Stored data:

******************************

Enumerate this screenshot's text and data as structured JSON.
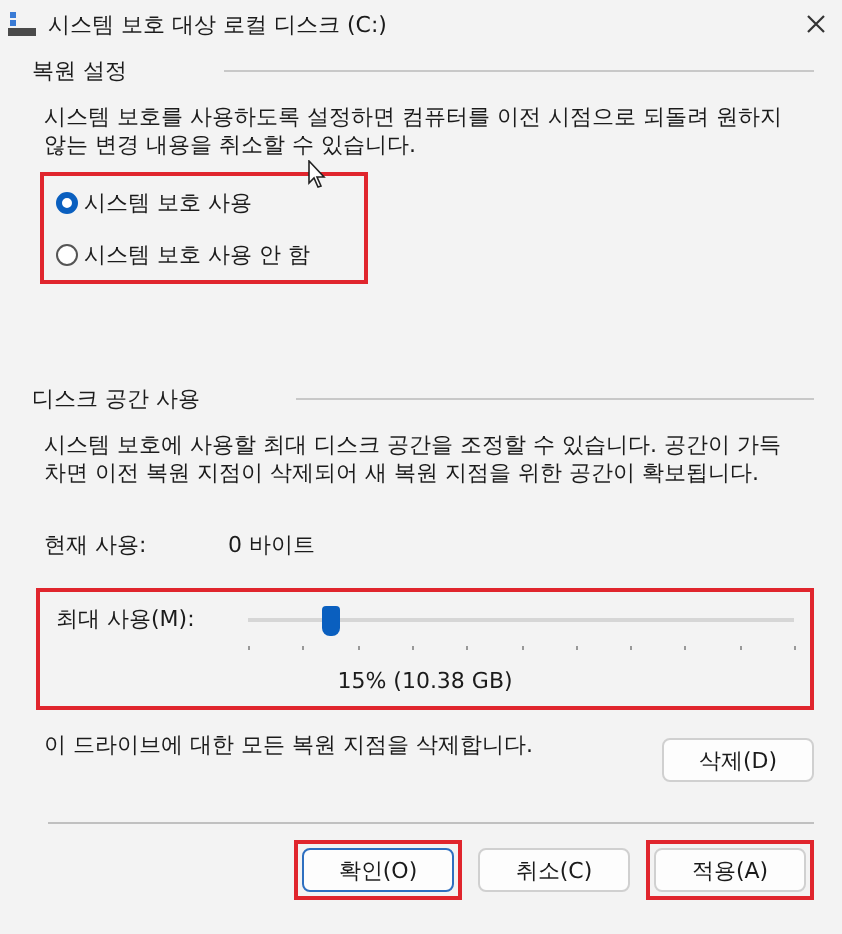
{
  "window": {
    "title": "시스템 보호 대상 로컬 디스크 (C:)"
  },
  "restore_settings": {
    "heading": "복원 설정",
    "description": "시스템 보호를 사용하도록 설정하면 컴퓨터를 이전 시점으로 되돌려 원하지 않는 변경 내용을 취소할 수 있습니다.",
    "highlighted": true,
    "options": [
      {
        "label": "시스템 보호 사용",
        "selected": true
      },
      {
        "label": "시스템 보호 사용 안 함",
        "selected": false
      }
    ]
  },
  "disk_space": {
    "heading": "디스크 공간 사용",
    "description": "시스템 보호에 사용할 최대 디스크 공간을 조정할 수 있습니다. 공간이 가득 차면 이전 복원 지점이 삭제되어 새 복원 지점을 위한 공간이 확보됩니다.",
    "current_label": "현재 사용:",
    "current_value": "0 바이트",
    "max_label": "최대 사용(M):",
    "level": 0.15,
    "reading": "15% (10.38 GB)",
    "highlighted": true
  },
  "delete": {
    "text": "이 드라이브에 대한 모든 복원 지점을 삭제합니다.",
    "button": "삭제(D)"
  },
  "buttons": [
    {
      "label": "확인(O)",
      "default": true,
      "highlighted": true
    },
    {
      "label": "취소(C)",
      "default": false,
      "highlighted": false
    },
    {
      "label": "적용(A)",
      "default": false,
      "highlighted": true
    }
  ]
}
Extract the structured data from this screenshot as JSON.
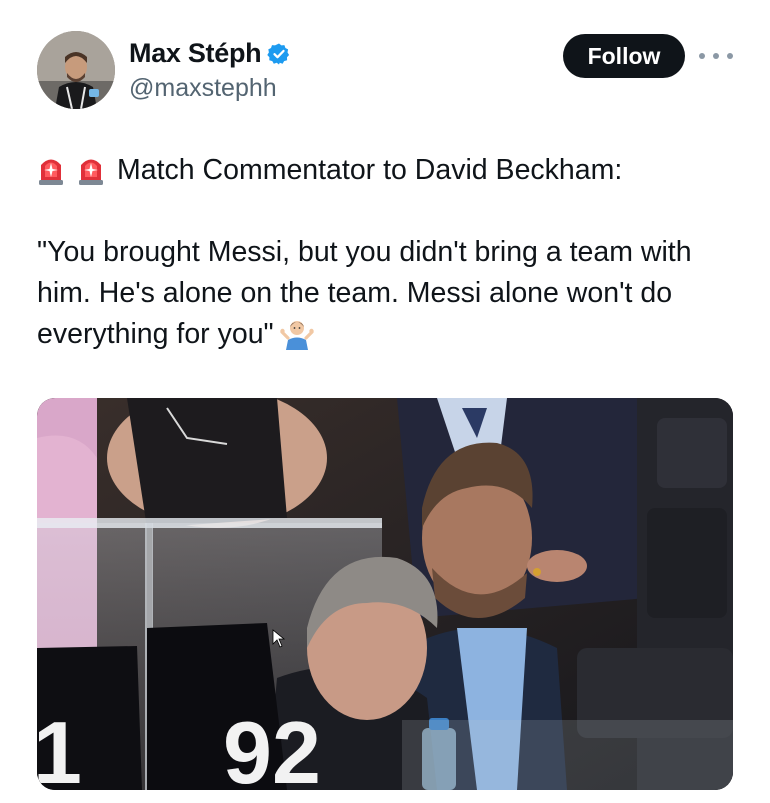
{
  "author": {
    "display_name": "Max Stéph",
    "handle": "@maxstephh",
    "verified": true,
    "avatar_icon": "avatar-photo-icon"
  },
  "actions": {
    "follow_label": "Follow",
    "more_icon": "more-options-icon"
  },
  "tweet": {
    "line1": "Match Commentator to David Beckham:",
    "line2": "\"You brought Messi, but you didn't bring a team with",
    "line3": "him. He's alone on the team. Messi alone won't do",
    "line4": "everything for you\"",
    "leading_emoji": [
      "police-light-icon",
      "police-light-icon"
    ],
    "trailing_emoji": "person-shrugging-icon"
  },
  "media": {
    "type": "photo",
    "seat_number_text": "92",
    "partial_number_text": "1"
  },
  "colors": {
    "accent_verified": "#1d9bf0",
    "follow_bg": "#0f1419",
    "text_primary": "#0f1419",
    "text_secondary": "#536471"
  }
}
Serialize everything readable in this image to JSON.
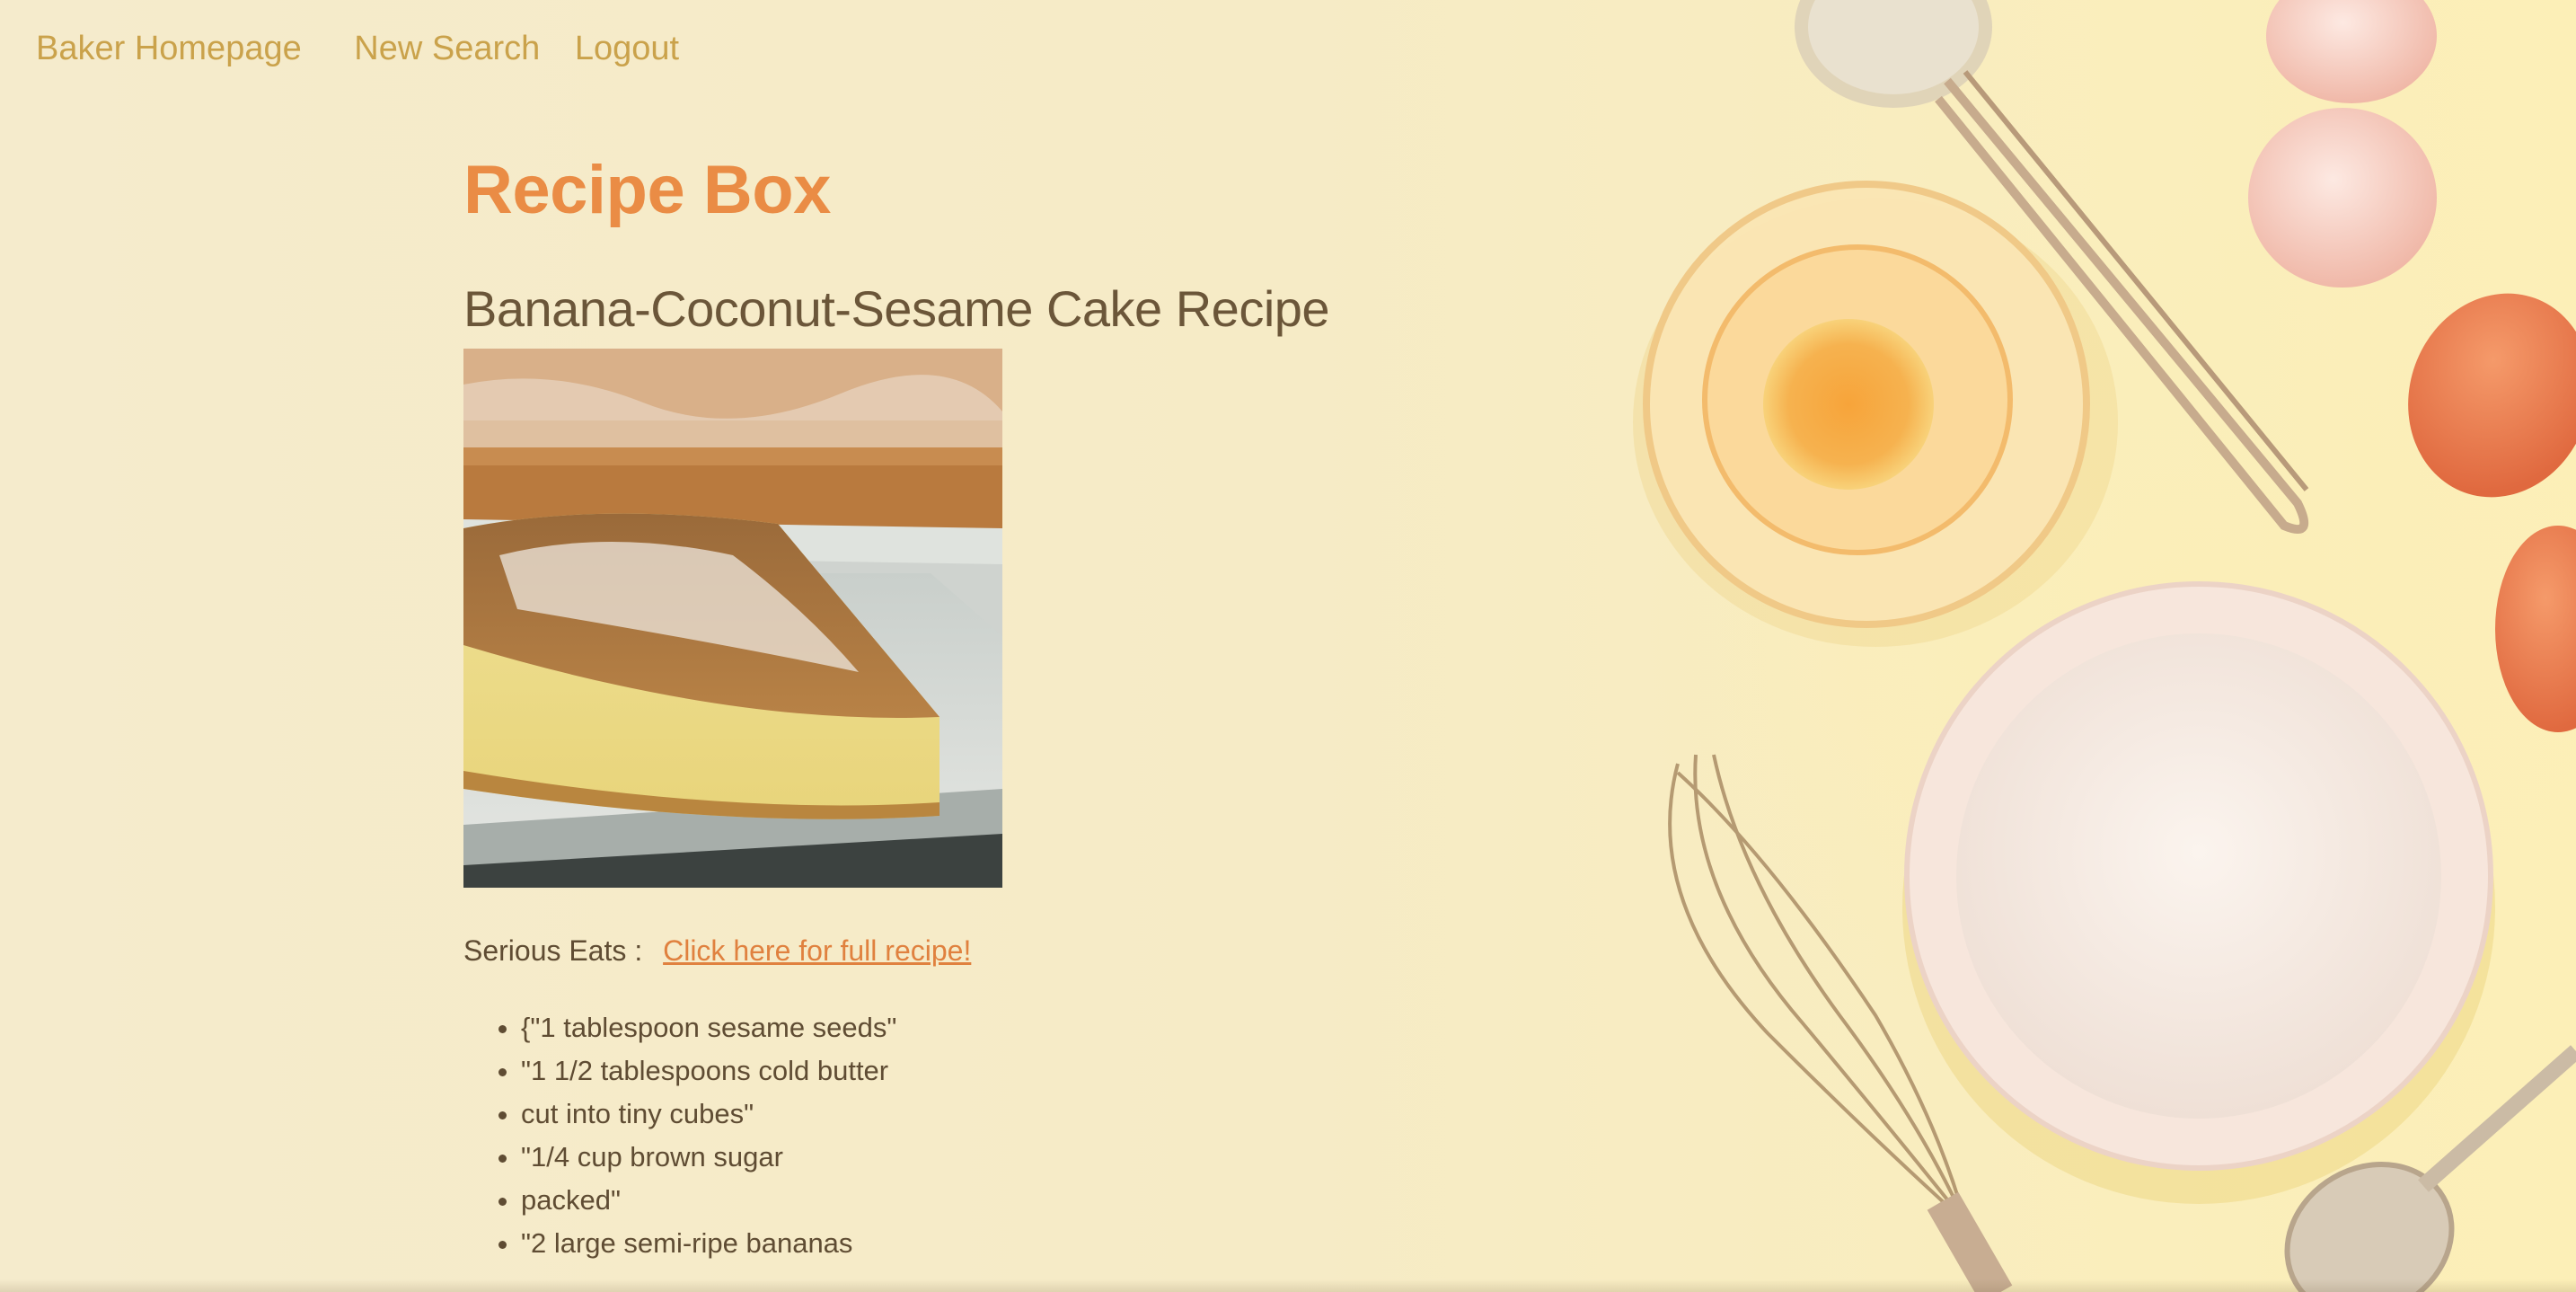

******************************

### Aim of the exercise:
With pictures omitted, reproduce exactly the lines from the line containing "Extract the structured" through the end of the data above.

### Worked answer:
Extract the structured data from this screenshot as JSON.
{
  "author": {
    "display_name": "Max Stéph",
    "handle": "@maxstephh",
    "verified": true,
    "avatar_icon": "avatar-photo-icon"
  },
  "actions": {
    "follow_label": "Follow",
    "more_icon": "more-options-icon"
  },
  "tweet": {
    "line1": "Match Commentator to David Beckham:",
    "line2": "\"You brought Messi, but you didn't bring a team with",
    "line3": "him. He's alone on the team. Messi alone won't do",
    "line4": "everything for you\"",
    "leading_emoji": [
      "police-light-icon",
      "police-light-icon"
    ],
    "trailing_emoji": "person-shrugging-icon"
  },
  "media": {
    "type": "photo",
    "seat_number_text": "92",
    "partial_number_text": "1"
  },
  "colors": {
    "accent_verified": "#1d9bf0",
    "follow_bg": "#0f1419",
    "text_primary": "#0f1419",
    "text_secondary": "#536471"
  }
}
Serialize everything readable in this image to JSON.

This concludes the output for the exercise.